TASK DETAILS:
Retype the material word for word.

— start RECORD EXTRACTS —

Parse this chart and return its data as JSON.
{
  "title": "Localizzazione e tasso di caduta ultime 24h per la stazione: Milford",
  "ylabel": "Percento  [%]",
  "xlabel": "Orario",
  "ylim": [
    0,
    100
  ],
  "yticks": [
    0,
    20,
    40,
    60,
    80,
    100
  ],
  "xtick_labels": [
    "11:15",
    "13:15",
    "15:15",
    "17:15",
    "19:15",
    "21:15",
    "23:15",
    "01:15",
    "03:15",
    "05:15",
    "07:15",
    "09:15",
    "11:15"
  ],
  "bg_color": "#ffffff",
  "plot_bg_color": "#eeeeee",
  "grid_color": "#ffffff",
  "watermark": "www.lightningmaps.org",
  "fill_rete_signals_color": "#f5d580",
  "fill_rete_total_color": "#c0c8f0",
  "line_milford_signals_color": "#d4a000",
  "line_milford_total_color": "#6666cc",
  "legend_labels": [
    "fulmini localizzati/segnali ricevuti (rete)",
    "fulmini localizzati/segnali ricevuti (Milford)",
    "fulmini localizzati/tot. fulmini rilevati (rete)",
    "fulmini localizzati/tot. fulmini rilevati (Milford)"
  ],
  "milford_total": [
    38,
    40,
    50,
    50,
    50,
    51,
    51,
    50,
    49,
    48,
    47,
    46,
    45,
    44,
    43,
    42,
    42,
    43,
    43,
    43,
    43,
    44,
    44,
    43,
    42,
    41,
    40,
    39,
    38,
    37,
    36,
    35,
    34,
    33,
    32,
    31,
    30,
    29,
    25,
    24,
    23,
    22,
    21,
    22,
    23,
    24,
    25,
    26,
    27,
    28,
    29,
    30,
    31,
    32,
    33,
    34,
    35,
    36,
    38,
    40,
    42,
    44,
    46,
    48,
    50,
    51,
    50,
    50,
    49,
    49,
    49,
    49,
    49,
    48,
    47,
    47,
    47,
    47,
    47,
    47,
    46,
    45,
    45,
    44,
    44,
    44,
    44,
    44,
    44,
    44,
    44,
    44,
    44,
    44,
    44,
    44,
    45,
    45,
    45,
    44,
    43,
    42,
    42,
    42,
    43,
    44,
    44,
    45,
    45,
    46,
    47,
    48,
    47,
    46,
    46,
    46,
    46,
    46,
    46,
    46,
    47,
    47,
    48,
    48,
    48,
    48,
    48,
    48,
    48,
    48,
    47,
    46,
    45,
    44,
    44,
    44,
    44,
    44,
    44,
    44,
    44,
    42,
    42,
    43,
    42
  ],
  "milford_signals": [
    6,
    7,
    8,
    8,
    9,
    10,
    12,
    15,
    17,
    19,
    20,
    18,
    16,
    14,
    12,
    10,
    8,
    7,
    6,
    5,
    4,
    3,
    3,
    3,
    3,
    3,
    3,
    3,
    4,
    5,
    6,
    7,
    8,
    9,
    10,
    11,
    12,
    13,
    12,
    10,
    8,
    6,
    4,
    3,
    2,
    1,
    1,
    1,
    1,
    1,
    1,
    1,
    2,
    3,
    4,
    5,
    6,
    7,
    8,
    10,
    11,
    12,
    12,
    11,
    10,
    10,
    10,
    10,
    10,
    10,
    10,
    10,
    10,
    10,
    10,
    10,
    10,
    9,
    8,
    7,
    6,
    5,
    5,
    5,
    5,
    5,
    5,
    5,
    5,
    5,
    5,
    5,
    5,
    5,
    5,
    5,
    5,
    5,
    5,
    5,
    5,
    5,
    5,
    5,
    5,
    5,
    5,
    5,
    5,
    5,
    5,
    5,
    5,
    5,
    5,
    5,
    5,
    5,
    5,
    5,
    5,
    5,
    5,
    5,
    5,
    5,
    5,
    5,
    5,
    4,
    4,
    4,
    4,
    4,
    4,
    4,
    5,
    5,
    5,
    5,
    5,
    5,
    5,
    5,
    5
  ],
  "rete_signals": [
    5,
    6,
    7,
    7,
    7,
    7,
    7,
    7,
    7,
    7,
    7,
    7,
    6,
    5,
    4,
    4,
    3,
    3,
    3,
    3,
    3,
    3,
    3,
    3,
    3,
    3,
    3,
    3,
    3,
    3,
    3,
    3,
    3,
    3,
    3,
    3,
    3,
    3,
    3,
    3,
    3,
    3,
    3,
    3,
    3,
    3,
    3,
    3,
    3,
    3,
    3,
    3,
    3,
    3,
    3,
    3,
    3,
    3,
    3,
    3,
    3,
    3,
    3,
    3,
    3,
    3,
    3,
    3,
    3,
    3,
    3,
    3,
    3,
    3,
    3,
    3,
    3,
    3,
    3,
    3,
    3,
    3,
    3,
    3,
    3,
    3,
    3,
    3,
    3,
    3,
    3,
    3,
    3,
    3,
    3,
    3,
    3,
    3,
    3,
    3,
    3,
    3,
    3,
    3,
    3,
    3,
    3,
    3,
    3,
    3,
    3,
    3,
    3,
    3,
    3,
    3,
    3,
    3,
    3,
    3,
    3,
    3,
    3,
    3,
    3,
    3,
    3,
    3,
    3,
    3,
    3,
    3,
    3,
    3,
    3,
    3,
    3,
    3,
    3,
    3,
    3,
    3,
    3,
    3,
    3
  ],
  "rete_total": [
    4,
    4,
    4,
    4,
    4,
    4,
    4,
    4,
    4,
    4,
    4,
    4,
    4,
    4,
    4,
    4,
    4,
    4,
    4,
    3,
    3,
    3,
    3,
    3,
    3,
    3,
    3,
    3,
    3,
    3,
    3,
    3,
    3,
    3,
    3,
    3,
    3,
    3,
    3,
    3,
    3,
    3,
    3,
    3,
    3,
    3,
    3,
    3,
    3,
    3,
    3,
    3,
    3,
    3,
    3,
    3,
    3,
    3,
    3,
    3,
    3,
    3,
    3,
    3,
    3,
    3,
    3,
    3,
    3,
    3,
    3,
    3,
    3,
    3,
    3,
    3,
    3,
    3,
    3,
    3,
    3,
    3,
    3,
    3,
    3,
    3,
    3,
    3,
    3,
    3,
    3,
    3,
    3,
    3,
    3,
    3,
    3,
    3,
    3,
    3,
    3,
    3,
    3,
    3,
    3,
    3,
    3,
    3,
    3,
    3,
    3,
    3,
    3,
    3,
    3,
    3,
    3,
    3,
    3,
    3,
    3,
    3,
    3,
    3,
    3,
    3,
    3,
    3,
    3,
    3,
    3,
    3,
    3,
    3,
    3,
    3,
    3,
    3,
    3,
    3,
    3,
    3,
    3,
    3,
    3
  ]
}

— end RECORD EXTRACTS —

RESULT FOR THIS TASK:
Parse this chart and return its data as JSON.
{
  "title": "Localizzazione e tasso di caduta ultime 24h per la stazione: Milford",
  "ylabel": "Percento  [%]",
  "xlabel": "Orario",
  "ylim": [
    0,
    100
  ],
  "yticks": [
    0,
    20,
    40,
    60,
    80,
    100
  ],
  "xtick_labels": [
    "11:15",
    "13:15",
    "15:15",
    "17:15",
    "19:15",
    "21:15",
    "23:15",
    "01:15",
    "03:15",
    "05:15",
    "07:15",
    "09:15",
    "11:15"
  ],
  "bg_color": "#ffffff",
  "plot_bg_color": "#eeeeee",
  "grid_color": "#ffffff",
  "watermark": "www.lightningmaps.org",
  "fill_rete_signals_color": "#f5d580",
  "fill_rete_total_color": "#c0c8f0",
  "line_milford_signals_color": "#d4a000",
  "line_milford_total_color": "#6666cc",
  "legend_labels": [
    "fulmini localizzati/segnali ricevuti (rete)",
    "fulmini localizzati/segnali ricevuti (Milford)",
    "fulmini localizzati/tot. fulmini rilevati (rete)",
    "fulmini localizzati/tot. fulmini rilevati (Milford)"
  ],
  "milford_total": [
    38,
    40,
    50,
    50,
    50,
    51,
    51,
    50,
    49,
    48,
    47,
    46,
    45,
    44,
    43,
    42,
    42,
    43,
    43,
    43,
    43,
    44,
    44,
    43,
    42,
    41,
    40,
    39,
    38,
    37,
    36,
    35,
    34,
    33,
    32,
    31,
    30,
    29,
    25,
    24,
    23,
    22,
    21,
    22,
    23,
    24,
    25,
    26,
    27,
    28,
    29,
    30,
    31,
    32,
    33,
    34,
    35,
    36,
    38,
    40,
    42,
    44,
    46,
    48,
    50,
    51,
    50,
    50,
    49,
    49,
    49,
    49,
    49,
    48,
    47,
    47,
    47,
    47,
    47,
    47,
    46,
    45,
    45,
    44,
    44,
    44,
    44,
    44,
    44,
    44,
    44,
    44,
    44,
    44,
    44,
    44,
    45,
    45,
    45,
    44,
    43,
    42,
    42,
    42,
    43,
    44,
    44,
    45,
    45,
    46,
    47,
    48,
    47,
    46,
    46,
    46,
    46,
    46,
    46,
    46,
    47,
    47,
    48,
    48,
    48,
    48,
    48,
    48,
    48,
    48,
    47,
    46,
    45,
    44,
    44,
    44,
    44,
    44,
    44,
    44,
    44,
    42,
    42,
    43,
    42
  ],
  "milford_signals": [
    6,
    7,
    8,
    8,
    9,
    10,
    12,
    15,
    17,
    19,
    20,
    18,
    16,
    14,
    12,
    10,
    8,
    7,
    6,
    5,
    4,
    3,
    3,
    3,
    3,
    3,
    3,
    3,
    4,
    5,
    6,
    7,
    8,
    9,
    10,
    11,
    12,
    13,
    12,
    10,
    8,
    6,
    4,
    3,
    2,
    1,
    1,
    1,
    1,
    1,
    1,
    1,
    2,
    3,
    4,
    5,
    6,
    7,
    8,
    10,
    11,
    12,
    12,
    11,
    10,
    10,
    10,
    10,
    10,
    10,
    10,
    10,
    10,
    10,
    10,
    10,
    10,
    9,
    8,
    7,
    6,
    5,
    5,
    5,
    5,
    5,
    5,
    5,
    5,
    5,
    5,
    5,
    5,
    5,
    5,
    5,
    5,
    5,
    5,
    5,
    5,
    5,
    5,
    5,
    5,
    5,
    5,
    5,
    5,
    5,
    5,
    5,
    5,
    5,
    5,
    5,
    5,
    5,
    5,
    5,
    5,
    5,
    5,
    5,
    5,
    5,
    5,
    5,
    5,
    4,
    4,
    4,
    4,
    4,
    4,
    4,
    5,
    5,
    5,
    5,
    5,
    5,
    5,
    5,
    5
  ],
  "rete_signals": [
    5,
    6,
    7,
    7,
    7,
    7,
    7,
    7,
    7,
    7,
    7,
    7,
    6,
    5,
    4,
    4,
    3,
    3,
    3,
    3,
    3,
    3,
    3,
    3,
    3,
    3,
    3,
    3,
    3,
    3,
    3,
    3,
    3,
    3,
    3,
    3,
    3,
    3,
    3,
    3,
    3,
    3,
    3,
    3,
    3,
    3,
    3,
    3,
    3,
    3,
    3,
    3,
    3,
    3,
    3,
    3,
    3,
    3,
    3,
    3,
    3,
    3,
    3,
    3,
    3,
    3,
    3,
    3,
    3,
    3,
    3,
    3,
    3,
    3,
    3,
    3,
    3,
    3,
    3,
    3,
    3,
    3,
    3,
    3,
    3,
    3,
    3,
    3,
    3,
    3,
    3,
    3,
    3,
    3,
    3,
    3,
    3,
    3,
    3,
    3,
    3,
    3,
    3,
    3,
    3,
    3,
    3,
    3,
    3,
    3,
    3,
    3,
    3,
    3,
    3,
    3,
    3,
    3,
    3,
    3,
    3,
    3,
    3,
    3,
    3,
    3,
    3,
    3,
    3,
    3,
    3,
    3,
    3,
    3,
    3,
    3,
    3,
    3,
    3,
    3,
    3,
    3,
    3,
    3,
    3
  ],
  "rete_total": [
    4,
    4,
    4,
    4,
    4,
    4,
    4,
    4,
    4,
    4,
    4,
    4,
    4,
    4,
    4,
    4,
    4,
    4,
    4,
    3,
    3,
    3,
    3,
    3,
    3,
    3,
    3,
    3,
    3,
    3,
    3,
    3,
    3,
    3,
    3,
    3,
    3,
    3,
    3,
    3,
    3,
    3,
    3,
    3,
    3,
    3,
    3,
    3,
    3,
    3,
    3,
    3,
    3,
    3,
    3,
    3,
    3,
    3,
    3,
    3,
    3,
    3,
    3,
    3,
    3,
    3,
    3,
    3,
    3,
    3,
    3,
    3,
    3,
    3,
    3,
    3,
    3,
    3,
    3,
    3,
    3,
    3,
    3,
    3,
    3,
    3,
    3,
    3,
    3,
    3,
    3,
    3,
    3,
    3,
    3,
    3,
    3,
    3,
    3,
    3,
    3,
    3,
    3,
    3,
    3,
    3,
    3,
    3,
    3,
    3,
    3,
    3,
    3,
    3,
    3,
    3,
    3,
    3,
    3,
    3,
    3,
    3,
    3,
    3,
    3,
    3,
    3,
    3,
    3,
    3,
    3,
    3,
    3,
    3,
    3,
    3,
    3,
    3,
    3,
    3,
    3,
    3,
    3,
    3,
    3
  ]
}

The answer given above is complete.